(Rows from a dataset)

▬▬▬▬▬▬▬▬▬▬

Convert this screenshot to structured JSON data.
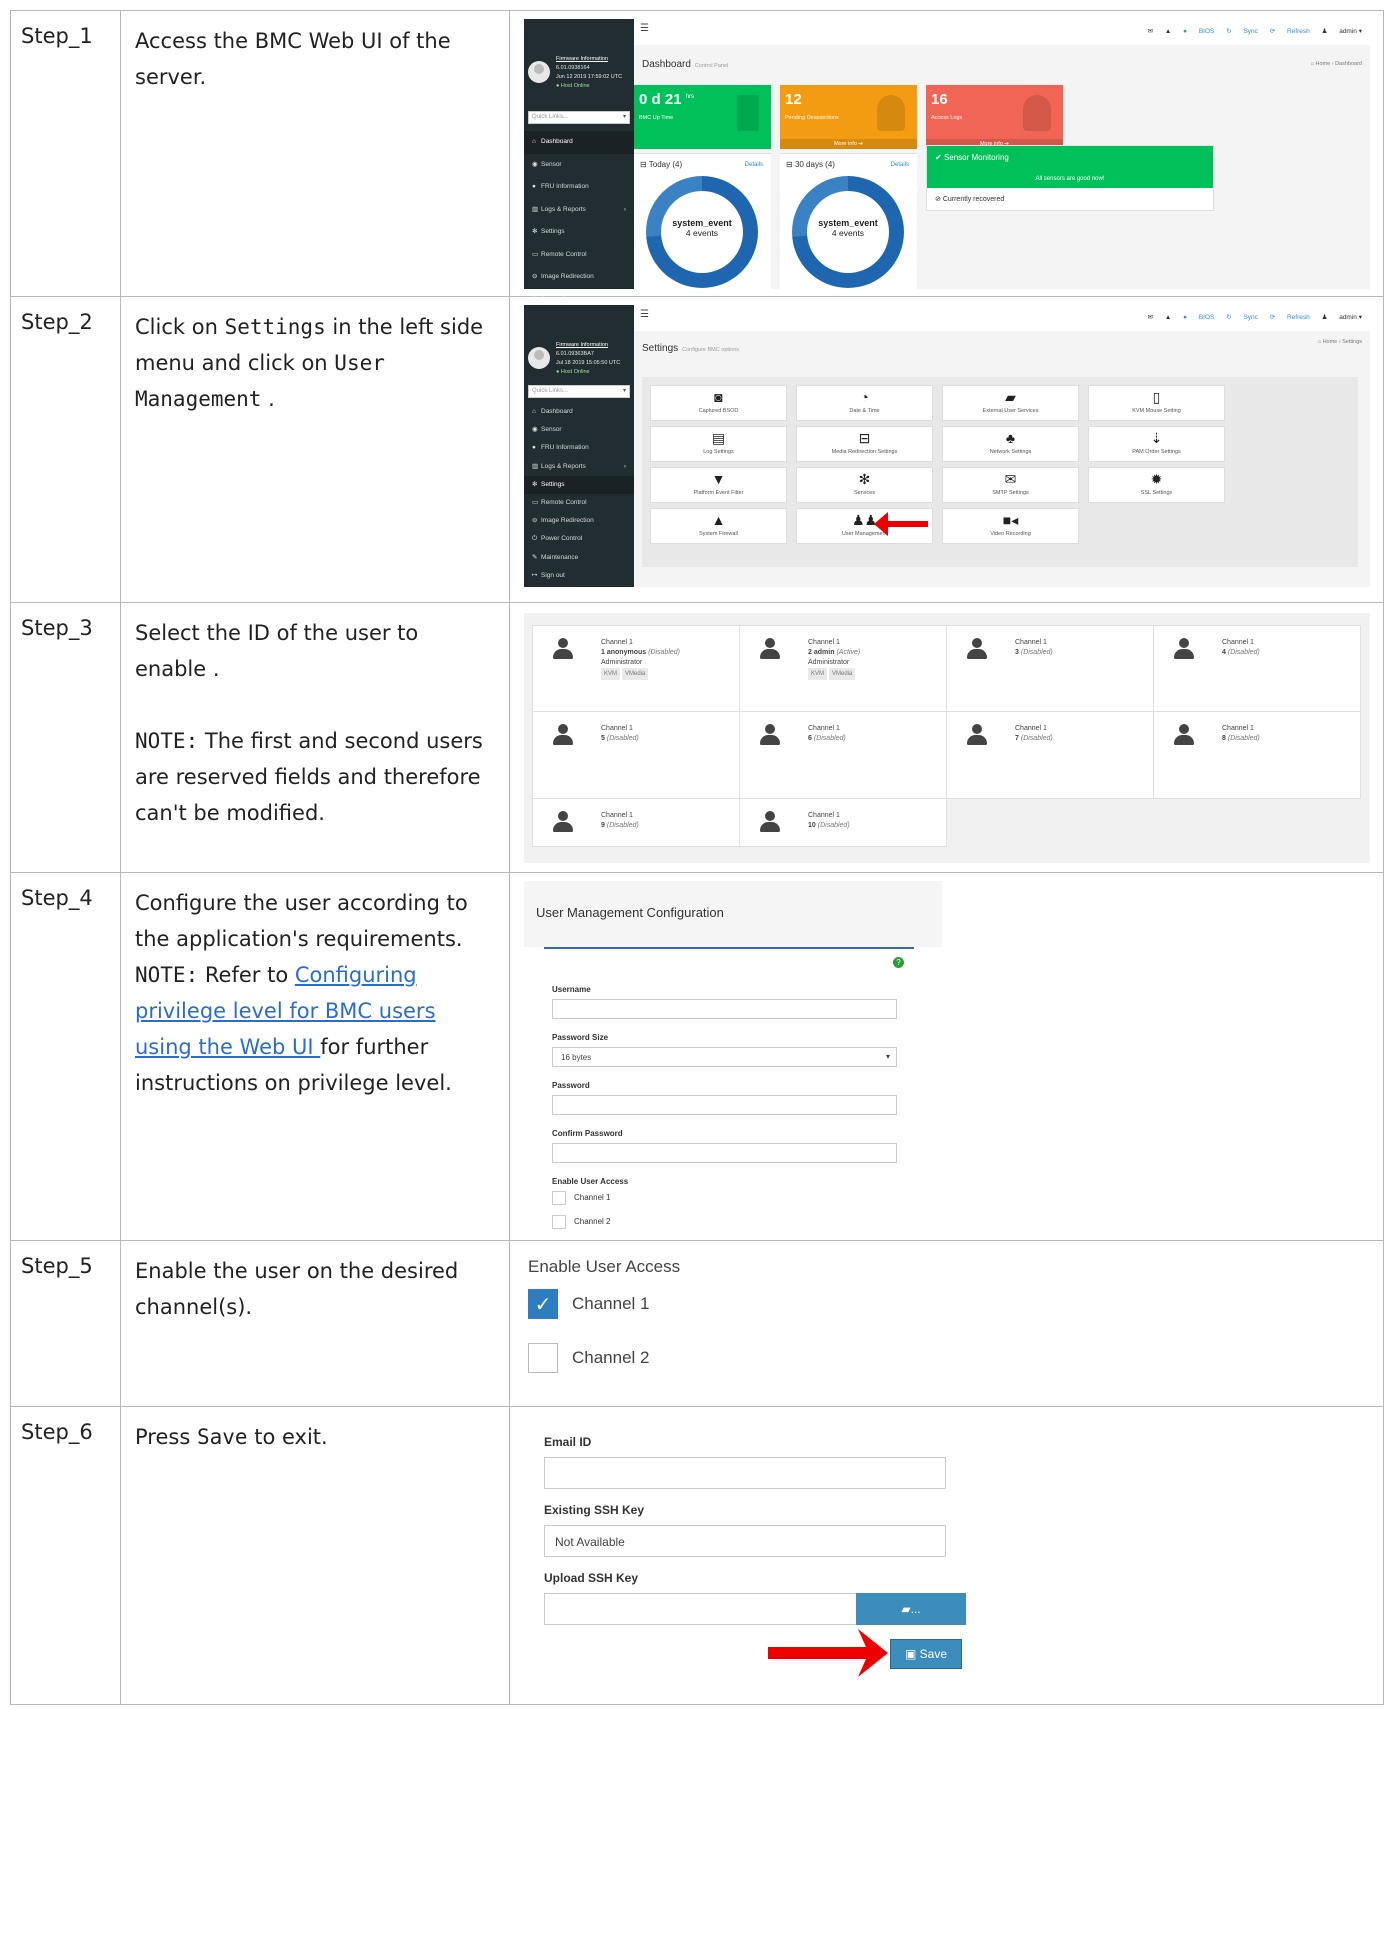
{
  "steps": [
    {
      "label": "Step_1",
      "text": "Access the BMC Web UI of the server."
    },
    {
      "label": "Step_2",
      "text_a": "Click on ",
      "b1": "Settings",
      "text_b": " in the left side menu and click on ",
      "b2": "User Management",
      "text_c": " ."
    },
    {
      "label": "Step_3",
      "text": "Select the ID of the user to enable .",
      "note_label": "NOTE:",
      "note_text": " The first and second users are reserved fields and therefore can't be modified."
    },
    {
      "label": "Step_4",
      "text": "Configure the user according to the application's requirements.",
      "note_label": "NOTE:",
      "note_a": " Refer to ",
      "link": "Configuring privilege level for BMC users using the Web UI ",
      "note_b": "for further instructions on privilege level."
    },
    {
      "label": "Step_5",
      "text": "Enable the user on the desired channel(s)."
    },
    {
      "label": "Step_6",
      "text_a": "Press ",
      "b": "Save",
      "text_b": " to exit."
    }
  ],
  "bmc": {
    "top_icons": [
      "envelope-icon",
      "warning-icon"
    ],
    "top_bios": "BIOS",
    "top_sync": "Sync",
    "top_refresh": "Refresh",
    "top_admin": "admin",
    "fw_title": "Firmware Information",
    "fw_version_1": "6.01.0938164",
    "fw_date_1": "Jun 12 2019 17:59:02 UTC",
    "fw_version_2": "6.01.09363BA7",
    "fw_date_2": "Jul 18 2019 15:05:50 UTC",
    "host_status": "Host Online",
    "quick_links": "Quick Links...",
    "menu": [
      "Dashboard",
      "Sensor",
      "FRU Information",
      "Logs & Reports",
      "Settings",
      "Remote Control",
      "Image Redirection",
      "Power Control",
      "Maintenance",
      "Sign out"
    ],
    "crumb_home": "Home",
    "crumb_dashboard": "Dashboard",
    "crumb_settings": "Settings"
  },
  "dashboard": {
    "title": "Dashboard",
    "subtitle": "Control Panel",
    "tile_uptime_value": "0 d 21",
    "tile_uptime_unit": "hrs",
    "tile_uptime_label": "BMC Up Time",
    "tile_pending_value": "12",
    "tile_pending_label": "Pending Deassertions",
    "tile_access_value": "16",
    "tile_access_label": "Access Logs",
    "more_info": "More info",
    "today_header": "Today (4)",
    "days30_header": "30 days (4)",
    "details": "Details",
    "donut_event": "system_event",
    "donut_count": "4 events",
    "sensor_title": "Sensor Monitoring",
    "sensor_good": "All sensors are good now!",
    "sensor_recovered": "Currently recovered",
    "colors": {
      "green": "#00c05a",
      "orange": "#f39c12",
      "red": "#f06554",
      "donut": "#1e66b0"
    }
  },
  "settings": {
    "title": "Settings",
    "subtitle": "Configure BMC options",
    "tiles": [
      "Captured BSOD",
      "Date & Time",
      "External User Services",
      "KVM Mouse Setting",
      "Log Settings",
      "Media Redirection Settings",
      "Network Settings",
      "PAM Order Settings",
      "Platform Event Filter",
      "Services",
      "SMTP Settings",
      "SSL Settings",
      "System Firewall",
      "User Management",
      "Video Recording"
    ]
  },
  "users": [
    {
      "channel": "Channel 1",
      "id": "1",
      "name": "anonymous",
      "state": "(Disabled)",
      "role": "Administrator",
      "badges": [
        "KVM",
        "VMedia"
      ]
    },
    {
      "channel": "Channel 1",
      "id": "2",
      "name": "admin",
      "state": "(Active)",
      "role": "Administrator",
      "badges": [
        "KVM",
        "VMedia"
      ]
    },
    {
      "channel": "Channel 1",
      "id": "3",
      "name": "",
      "state": "(Disabled)"
    },
    {
      "channel": "Channel 1",
      "id": "4",
      "name": "",
      "state": "(Disabled)"
    },
    {
      "channel": "Channel 1",
      "id": "5",
      "name": "",
      "state": "(Disabled)"
    },
    {
      "channel": "Channel 1",
      "id": "6",
      "name": "",
      "state": "(Disabled)"
    },
    {
      "channel": "Channel 1",
      "id": "7",
      "name": "",
      "state": "(Disabled)"
    },
    {
      "channel": "Channel 1",
      "id": "8",
      "name": "",
      "state": "(Disabled)"
    },
    {
      "channel": "Channel 1",
      "id": "9",
      "name": "",
      "state": "(Disabled)"
    },
    {
      "channel": "Channel 1",
      "id": "10",
      "name": "",
      "state": "(Disabled)"
    }
  ],
  "config": {
    "title": "User Management Configuration",
    "username_label": "Username",
    "password_size_label": "Password Size",
    "password_size_value": "16 bytes",
    "password_label": "Password",
    "confirm_label": "Confirm Password",
    "enable_label": "Enable User Access",
    "channel1": "Channel 1",
    "channel2": "Channel 2"
  },
  "step5": {
    "title": "Enable User Access",
    "channel1": "Channel 1",
    "channel2": "Channel 2",
    "checked": true
  },
  "step6": {
    "email_label": "Email ID",
    "existing_ssh_label": "Existing SSH Key",
    "existing_ssh_value": "Not Available",
    "upload_ssh_label": "Upload SSH Key",
    "browse": "...",
    "save": "Save"
  }
}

▬▬▬▬▬▬▬▬▬▬

Repeat the entries exactly. Pictures are excluded from the copy.

> FINISHED TASK
Convert this screenshot to structured JSON data.
{
  "steps": [
    {
      "label": "Step_1",
      "text": "Access the BMC Web UI of the server."
    },
    {
      "label": "Step_2",
      "text_a": "Click on ",
      "b1": "Settings",
      "text_b": " in the left side menu and click on ",
      "b2": "User Management",
      "text_c": " ."
    },
    {
      "label": "Step_3",
      "text": "Select the ID of the user to enable .",
      "note_label": "NOTE:",
      "note_text": " The first and second users are reserved fields and therefore can't be modified."
    },
    {
      "label": "Step_4",
      "text": "Configure the user according to the application's requirements.",
      "note_label": "NOTE:",
      "note_a": " Refer to ",
      "link": "Configuring privilege level for BMC users using the Web UI ",
      "note_b": "for further instructions on privilege level."
    },
    {
      "label": "Step_5",
      "text": "Enable the user on the desired channel(s)."
    },
    {
      "label": "Step_6",
      "text_a": "Press ",
      "b": "Save",
      "text_b": " to exit."
    }
  ],
  "bmc": {
    "top_icons": [
      "envelope-icon",
      "warning-icon"
    ],
    "top_bios": "BIOS",
    "top_sync": "Sync",
    "top_refresh": "Refresh",
    "top_admin": "admin",
    "fw_title": "Firmware Information",
    "fw_version_1": "6.01.0938164",
    "fw_date_1": "Jun 12 2019 17:59:02 UTC",
    "fw_version_2": "6.01.09363BA7",
    "fw_date_2": "Jul 18 2019 15:05:50 UTC",
    "host_status": "Host Online",
    "quick_links": "Quick Links...",
    "menu": [
      "Dashboard",
      "Sensor",
      "FRU Information",
      "Logs & Reports",
      "Settings",
      "Remote Control",
      "Image Redirection",
      "Power Control",
      "Maintenance",
      "Sign out"
    ],
    "crumb_home": "Home",
    "crumb_dashboard": "Dashboard",
    "crumb_settings": "Settings"
  },
  "dashboard": {
    "title": "Dashboard",
    "subtitle": "Control Panel",
    "tile_uptime_value": "0 d 21",
    "tile_uptime_unit": "hrs",
    "tile_uptime_label": "BMC Up Time",
    "tile_pending_value": "12",
    "tile_pending_label": "Pending Deassertions",
    "tile_access_value": "16",
    "tile_access_label": "Access Logs",
    "more_info": "More info",
    "today_header": "Today (4)",
    "days30_header": "30 days (4)",
    "details": "Details",
    "donut_event": "system_event",
    "donut_count": "4 events",
    "sensor_title": "Sensor Monitoring",
    "sensor_good": "All sensors are good now!",
    "sensor_recovered": "Currently recovered",
    "colors": {
      "green": "#00c05a",
      "orange": "#f39c12",
      "red": "#f06554",
      "donut": "#1e66b0"
    }
  },
  "settings": {
    "title": "Settings",
    "subtitle": "Configure BMC options",
    "tiles": [
      "Captured BSOD",
      "Date & Time",
      "External User Services",
      "KVM Mouse Setting",
      "Log Settings",
      "Media Redirection Settings",
      "Network Settings",
      "PAM Order Settings",
      "Platform Event Filter",
      "Services",
      "SMTP Settings",
      "SSL Settings",
      "System Firewall",
      "User Management",
      "Video Recording"
    ]
  },
  "users": [
    {
      "channel": "Channel 1",
      "id": "1",
      "name": "anonymous",
      "state": "(Disabled)",
      "role": "Administrator",
      "badges": [
        "KVM",
        "VMedia"
      ]
    },
    {
      "channel": "Channel 1",
      "id": "2",
      "name": "admin",
      "state": "(Active)",
      "role": "Administrator",
      "badges": [
        "KVM",
        "VMedia"
      ]
    },
    {
      "channel": "Channel 1",
      "id": "3",
      "name": "",
      "state": "(Disabled)"
    },
    {
      "channel": "Channel 1",
      "id": "4",
      "name": "",
      "state": "(Disabled)"
    },
    {
      "channel": "Channel 1",
      "id": "5",
      "name": "",
      "state": "(Disabled)"
    },
    {
      "channel": "Channel 1",
      "id": "6",
      "name": "",
      "state": "(Disabled)"
    },
    {
      "channel": "Channel 1",
      "id": "7",
      "name": "",
      "state": "(Disabled)"
    },
    {
      "channel": "Channel 1",
      "id": "8",
      "name": "",
      "state": "(Disabled)"
    },
    {
      "channel": "Channel 1",
      "id": "9",
      "name": "",
      "state": "(Disabled)"
    },
    {
      "channel": "Channel 1",
      "id": "10",
      "name": "",
      "state": "(Disabled)"
    }
  ],
  "config": {
    "title": "User Management Configuration",
    "username_label": "Username",
    "password_size_label": "Password Size",
    "password_size_value": "16 bytes",
    "password_label": "Password",
    "confirm_label": "Confirm Password",
    "enable_label": "Enable User Access",
    "channel1": "Channel 1",
    "channel2": "Channel 2"
  },
  "step5": {
    "title": "Enable User Access",
    "channel1": "Channel 1",
    "channel2": "Channel 2",
    "checked": true
  },
  "step6": {
    "email_label": "Email ID",
    "existing_ssh_label": "Existing SSH Key",
    "existing_ssh_value": "Not Available",
    "upload_ssh_label": "Upload SSH Key",
    "browse": "...",
    "save": "Save"
  }
}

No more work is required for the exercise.